* **Exercise input**
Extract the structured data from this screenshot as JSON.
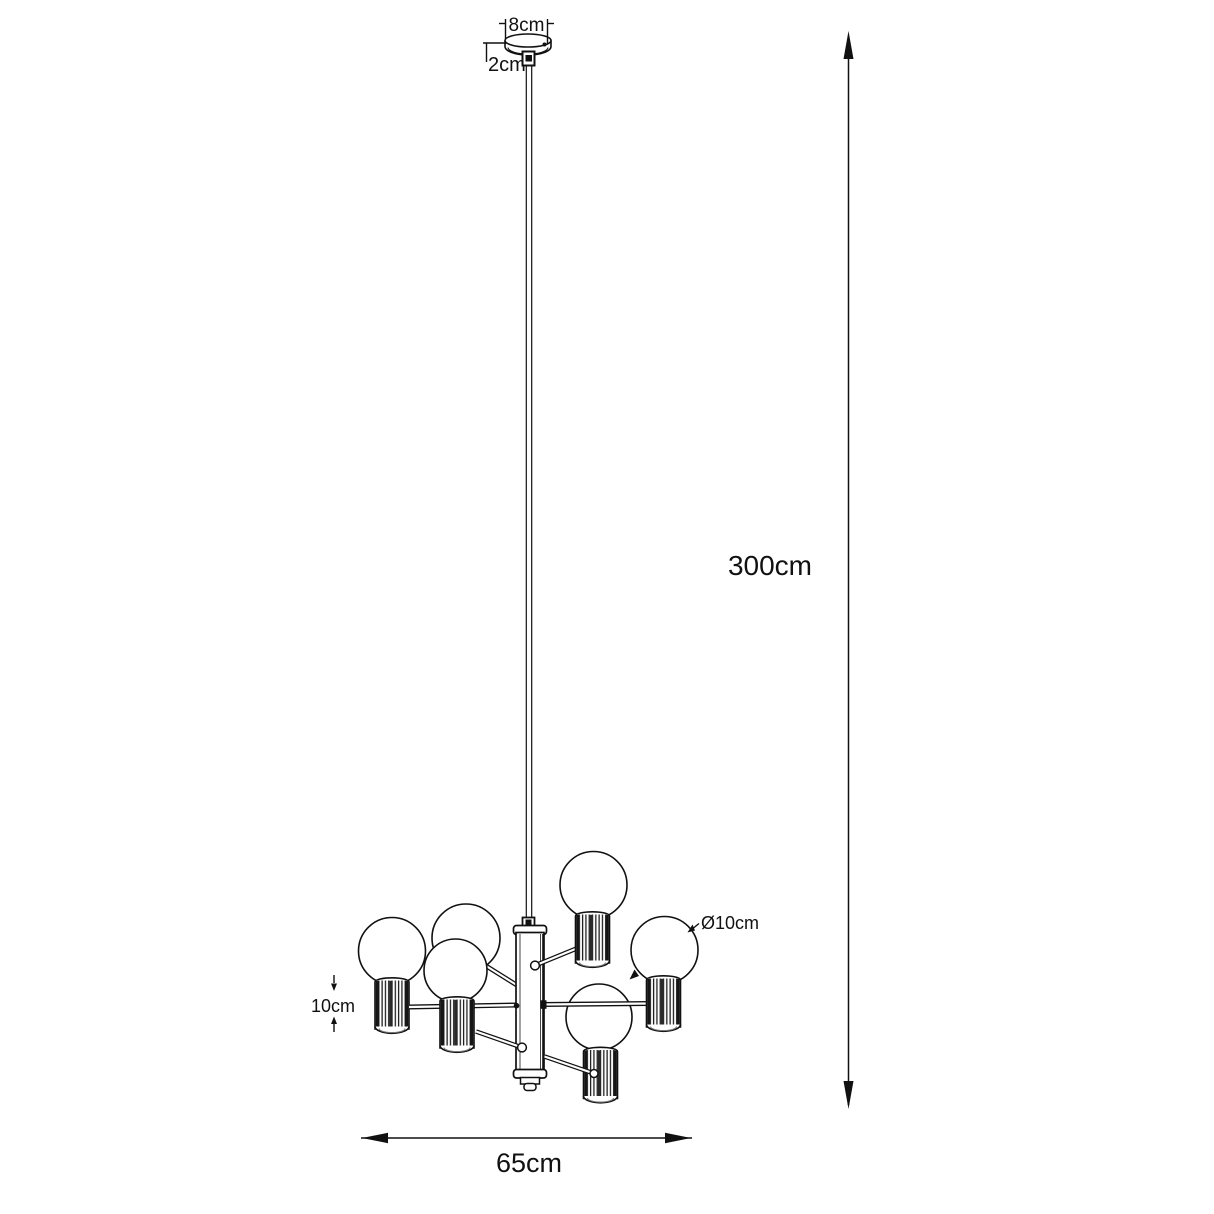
{
  "diagram": {
    "subject": "6-light chandelier technical dimension drawing",
    "background_color": "#ffffff",
    "line_color": "#111111",
    "bulb_count": 6,
    "labels": {
      "canopy_width": "8cm",
      "canopy_height": "2cm",
      "suspension_length": "300cm",
      "fixture_width": "65cm",
      "socket_height": "10cm",
      "bulb_diameter": "Ø10cm"
    }
  }
}
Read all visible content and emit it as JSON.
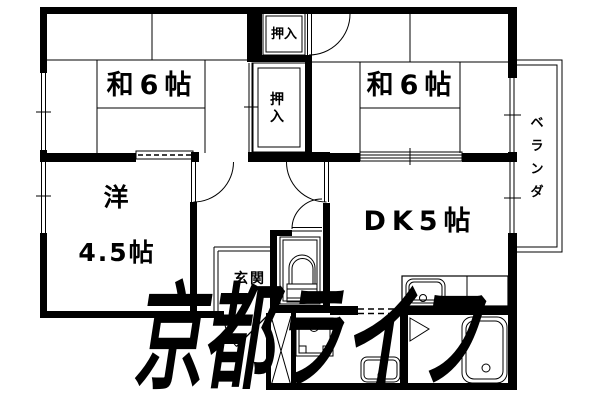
{
  "floorplan": {
    "title": "apartment-floor-plan",
    "rooms": {
      "japanese_room_left": {
        "label": "和6帖"
      },
      "japanese_room_right": {
        "label": "和6帖"
      },
      "western_room": {
        "label_line1": "洋",
        "label_line2": "4.5帖"
      },
      "dining_kitchen": {
        "label": "DK5帖"
      },
      "entrance": {
        "label": "玄関"
      },
      "closet_upper": {
        "label": "押入"
      },
      "closet_lower": {
        "chars": [
          "押",
          "入"
        ]
      },
      "veranda": {
        "label": "ベランダ",
        "chars": [
          "ベ",
          "ラ",
          "ン",
          "ダ"
        ]
      }
    },
    "watermark": {
      "text": "京都ライフ",
      "color": "#b5b5b5"
    },
    "colors": {
      "wall": "#000000",
      "background": "#ffffff",
      "watermark": "#b5b5b5"
    }
  }
}
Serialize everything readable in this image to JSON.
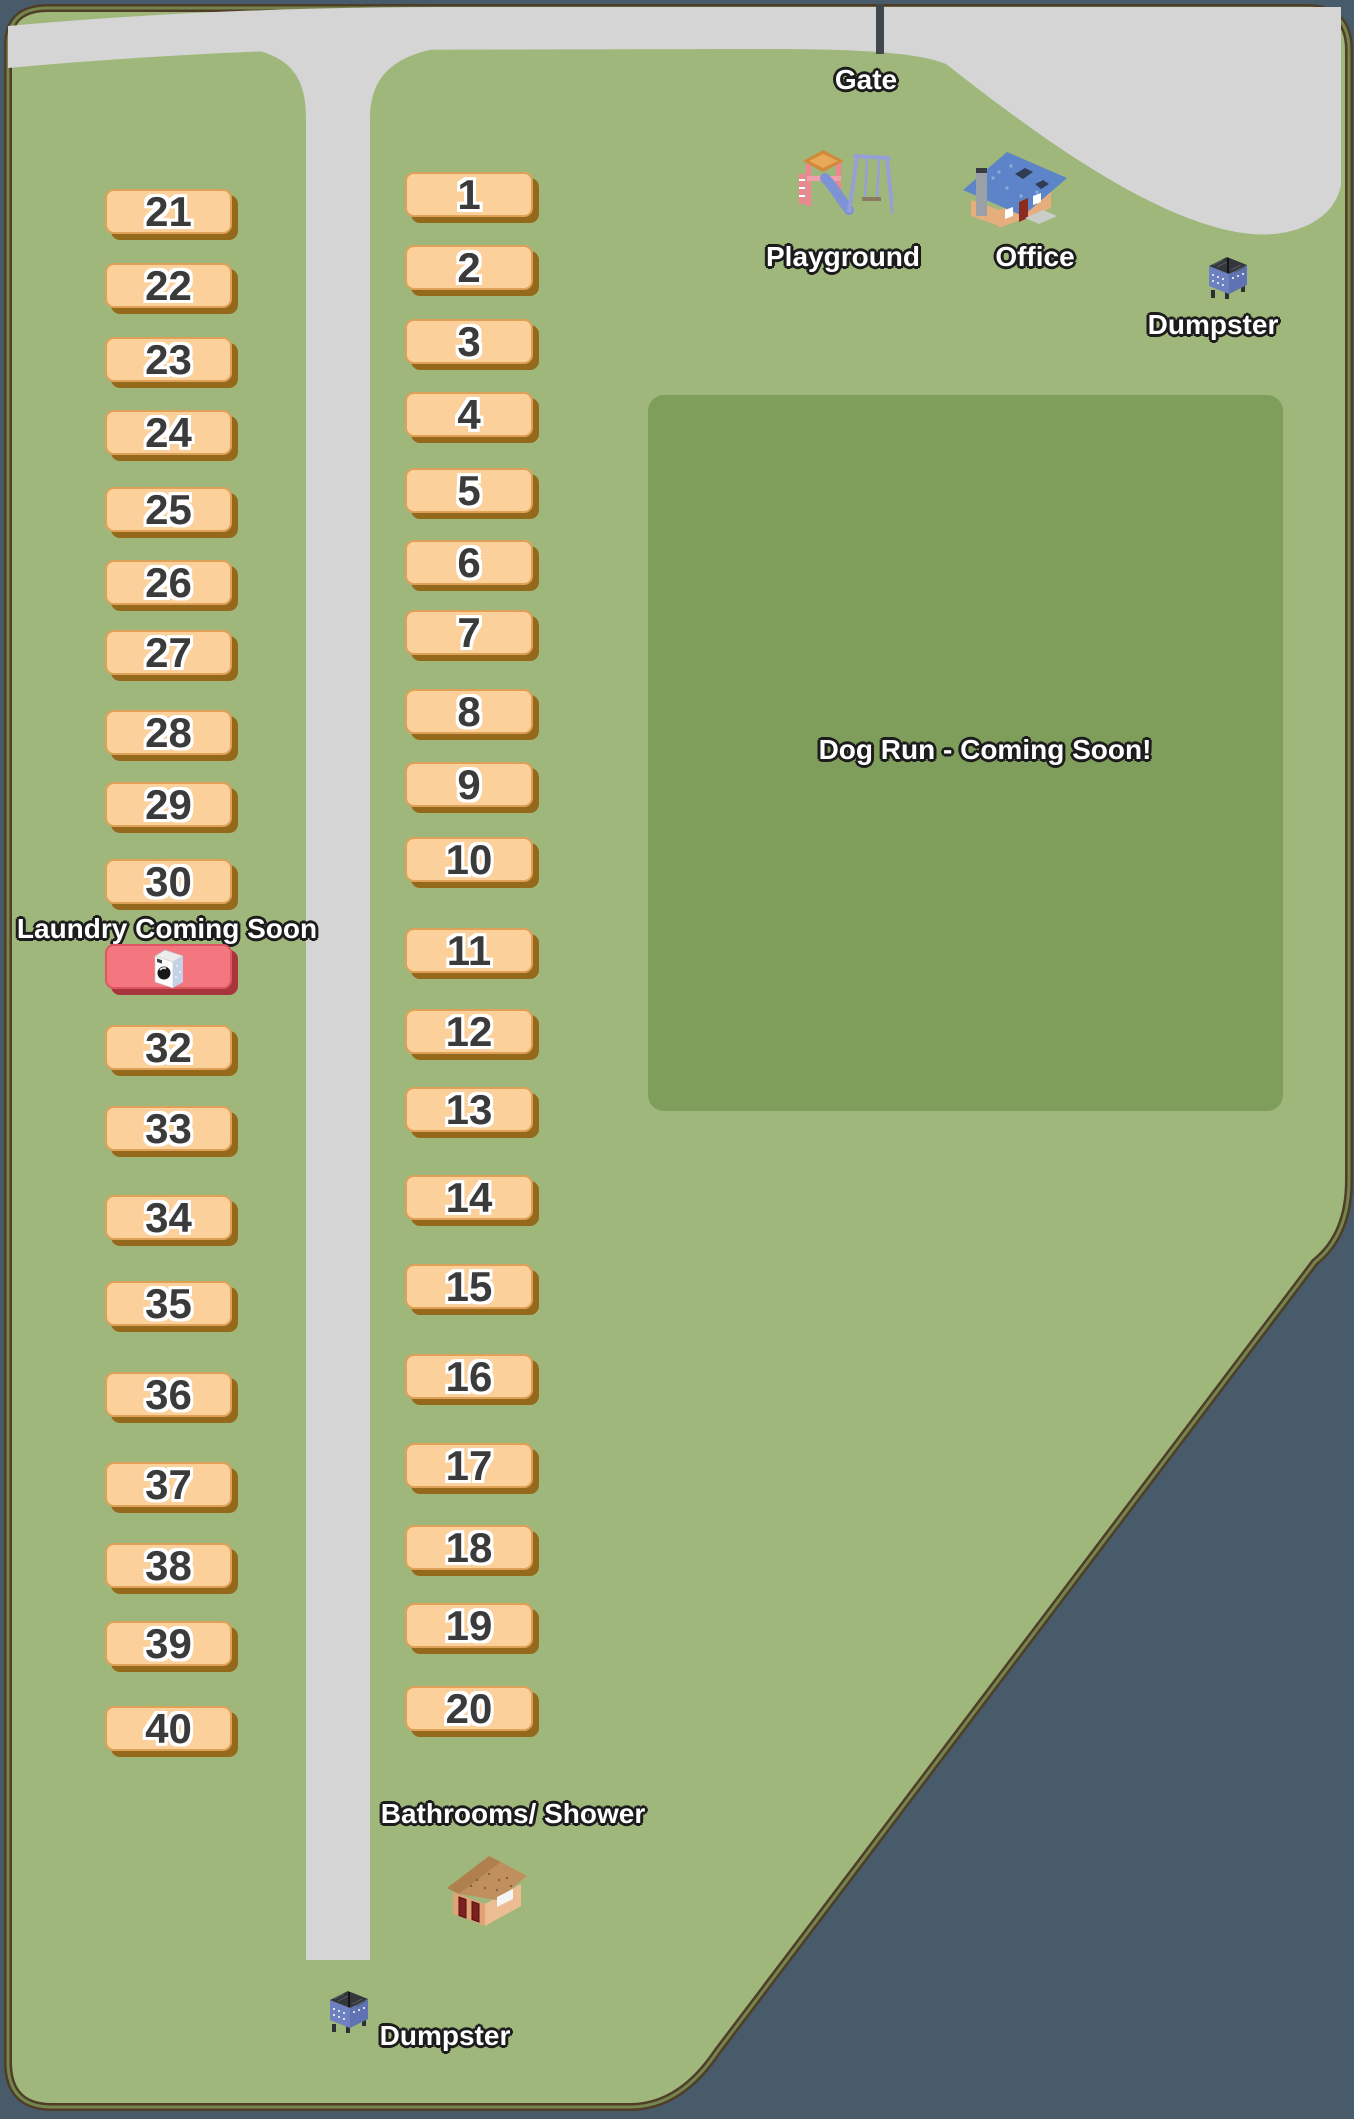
{
  "map_labels": {
    "gate": "Gate",
    "playground": "Playground",
    "office": "Office",
    "dumpster_top": "Dumpster",
    "dog_run": "Dog Run - Coming Soon!",
    "laundry": "Laundry Coming Soon",
    "bathrooms": "Bathrooms/ Shower",
    "dumpster_bottom": "Dumpster"
  },
  "sites": {
    "box": {
      "left_x": 105,
      "left_w": 127,
      "middle_x": 405,
      "middle_w": 128,
      "h": 45
    },
    "left_column": [
      {
        "label": "21",
        "y": 189
      },
      {
        "label": "22",
        "y": 263
      },
      {
        "label": "23",
        "y": 337
      },
      {
        "label": "24",
        "y": 410
      },
      {
        "label": "25",
        "y": 487
      },
      {
        "label": "26",
        "y": 560
      },
      {
        "label": "27",
        "y": 630
      },
      {
        "label": "28",
        "y": 710
      },
      {
        "label": "29",
        "y": 782
      },
      {
        "label": "30",
        "y": 859
      },
      {
        "label": "32",
        "y": 1025
      },
      {
        "label": "33",
        "y": 1106
      },
      {
        "label": "34",
        "y": 1195
      },
      {
        "label": "35",
        "y": 1281
      },
      {
        "label": "36",
        "y": 1372
      },
      {
        "label": "37",
        "y": 1462
      },
      {
        "label": "38",
        "y": 1543
      },
      {
        "label": "39",
        "y": 1621
      },
      {
        "label": "40",
        "y": 1706
      }
    ],
    "middle_column": [
      {
        "label": "1",
        "y": 172
      },
      {
        "label": "2",
        "y": 245
      },
      {
        "label": "3",
        "y": 319
      },
      {
        "label": "4",
        "y": 392
      },
      {
        "label": "5",
        "y": 468
      },
      {
        "label": "6",
        "y": 540
      },
      {
        "label": "7",
        "y": 610
      },
      {
        "label": "8",
        "y": 689
      },
      {
        "label": "9",
        "y": 762
      },
      {
        "label": "10",
        "y": 837
      },
      {
        "label": "11",
        "y": 928
      },
      {
        "label": "12",
        "y": 1009
      },
      {
        "label": "13",
        "y": 1087
      },
      {
        "label": "14",
        "y": 1175
      },
      {
        "label": "15",
        "y": 1264
      },
      {
        "label": "16",
        "y": 1354
      },
      {
        "label": "17",
        "y": 1443
      },
      {
        "label": "18",
        "y": 1525
      },
      {
        "label": "19",
        "y": 1603
      },
      {
        "label": "20",
        "y": 1686
      }
    ]
  },
  "laundry_box": {
    "x": 105,
    "y": 944,
    "w": 127,
    "h": 45
  },
  "colors": {
    "background": "#475b6b",
    "park": "#a0b77c",
    "dog_run": "#7f9e5b",
    "road": "#d5d5d5",
    "site_fill": "#fbd09a",
    "site_border": "#dfa057",
    "site_shadow": "#94691c",
    "site_number": "#3b3b3b",
    "laundry_fill": "#f4767e",
    "laundry_shadow": "#a8343c",
    "label_text": "#ffffff",
    "label_outline": "#1c1c1c",
    "border_brown": "#4f3d27",
    "border_olive": "#74854d",
    "gate": "#42474b"
  }
}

* **Task goal**
Repeat each entry exactly as given; no pictures belong in the copy.

* **Exercise result**
Extract the structured data from this screenshot as JSON.
{
  "diagram": {
    "subject": "6-light chandelier technical dimension drawing",
    "background_color": "#ffffff",
    "line_color": "#111111",
    "bulb_count": 6,
    "labels": {
      "canopy_width": "8cm",
      "canopy_height": "2cm",
      "suspension_length": "300cm",
      "fixture_width": "65cm",
      "socket_height": "10cm",
      "bulb_diameter": "Ø10cm"
    }
  }
}
Read all visible content and emit it as JSON.
{
  "floorplan": {
    "title": "apartment-floor-plan",
    "rooms": {
      "japanese_room_left": {
        "label": "和6帖"
      },
      "japanese_room_right": {
        "label": "和6帖"
      },
      "western_room": {
        "label_line1": "洋",
        "label_line2": "4.5帖"
      },
      "dining_kitchen": {
        "label": "DK5帖"
      },
      "entrance": {
        "label": "玄関"
      },
      "closet_upper": {
        "label": "押入"
      },
      "closet_lower": {
        "chars": [
          "押",
          "入"
        ]
      },
      "veranda": {
        "label": "ベランダ",
        "chars": [
          "ベ",
          "ラ",
          "ン",
          "ダ"
        ]
      }
    },
    "watermark": {
      "text": "京都ライフ",
      "color": "#b5b5b5"
    },
    "colors": {
      "wall": "#000000",
      "background": "#ffffff",
      "watermark": "#b5b5b5"
    }
  }
}
Serialize everything readable in this image to JSON.
{
  "map_labels": {
    "gate": "Gate",
    "playground": "Playground",
    "office": "Office",
    "dumpster_top": "Dumpster",
    "dog_run": "Dog Run - Coming Soon!",
    "laundry": "Laundry Coming Soon",
    "bathrooms": "Bathrooms/ Shower",
    "dumpster_bottom": "Dumpster"
  },
  "sites": {
    "box": {
      "left_x": 105,
      "left_w": 127,
      "middle_x": 405,
      "middle_w": 128,
      "h": 45
    },
    "left_column": [
      {
        "label": "21",
        "y": 189
      },
      {
        "label": "22",
        "y": 263
      },
      {
        "label": "23",
        "y": 337
      },
      {
        "label": "24",
        "y": 410
      },
      {
        "label": "25",
        "y": 487
      },
      {
        "label": "26",
        "y": 560
      },
      {
        "label": "27",
        "y": 630
      },
      {
        "label": "28",
        "y": 710
      },
      {
        "label": "29",
        "y": 782
      },
      {
        "label": "30",
        "y": 859
      },
      {
        "label": "32",
        "y": 1025
      },
      {
        "label": "33",
        "y": 1106
      },
      {
        "label": "34",
        "y": 1195
      },
      {
        "label": "35",
        "y": 1281
      },
      {
        "label": "36",
        "y": 1372
      },
      {
        "label": "37",
        "y": 1462
      },
      {
        "label": "38",
        "y": 1543
      },
      {
        "label": "39",
        "y": 1621
      },
      {
        "label": "40",
        "y": 1706
      }
    ],
    "middle_column": [
      {
        "label": "1",
        "y": 172
      },
      {
        "label": "2",
        "y": 245
      },
      {
        "label": "3",
        "y": 319
      },
      {
        "label": "4",
        "y": 392
      },
      {
        "label": "5",
        "y": 468
      },
      {
        "label": "6",
        "y": 540
      },
      {
        "label": "7",
        "y": 610
      },
      {
        "label": "8",
        "y": 689
      },
      {
        "label": "9",
        "y": 762
      },
      {
        "label": "10",
        "y": 837
      },
      {
        "label": "11",
        "y": 928
      },
      {
        "label": "12",
        "y": 1009
      },
      {
        "label": "13",
        "y": 1087
      },
      {
        "label": "14",
        "y": 1175
      },
      {
        "label": "15",
        "y": 1264
      },
      {
        "label": "16",
        "y": 1354
      },
      {
        "label": "17",
        "y": 1443
      },
      {
        "label": "18",
        "y": 1525
      },
      {
        "label": "19",
        "y": 1603
      },
      {
        "label": "20",
        "y": 1686
      }
    ]
  },
  "laundry_box": {
    "x": 105,
    "y": 944,
    "w": 127,
    "h": 45
  },
  "colors": {
    "background": "#475b6b",
    "park": "#a0b77c",
    "dog_run": "#7f9e5b",
    "road": "#d5d5d5",
    "site_fill": "#fbd09a",
    "site_border": "#dfa057",
    "site_shadow": "#94691c",
    "site_number": "#3b3b3b",
    "laundry_fill": "#f4767e",
    "laundry_shadow": "#a8343c",
    "label_text": "#ffffff",
    "label_outline": "#1c1c1c",
    "border_brown": "#4f3d27",
    "border_olive": "#74854d",
    "gate": "#42474b"
  }
}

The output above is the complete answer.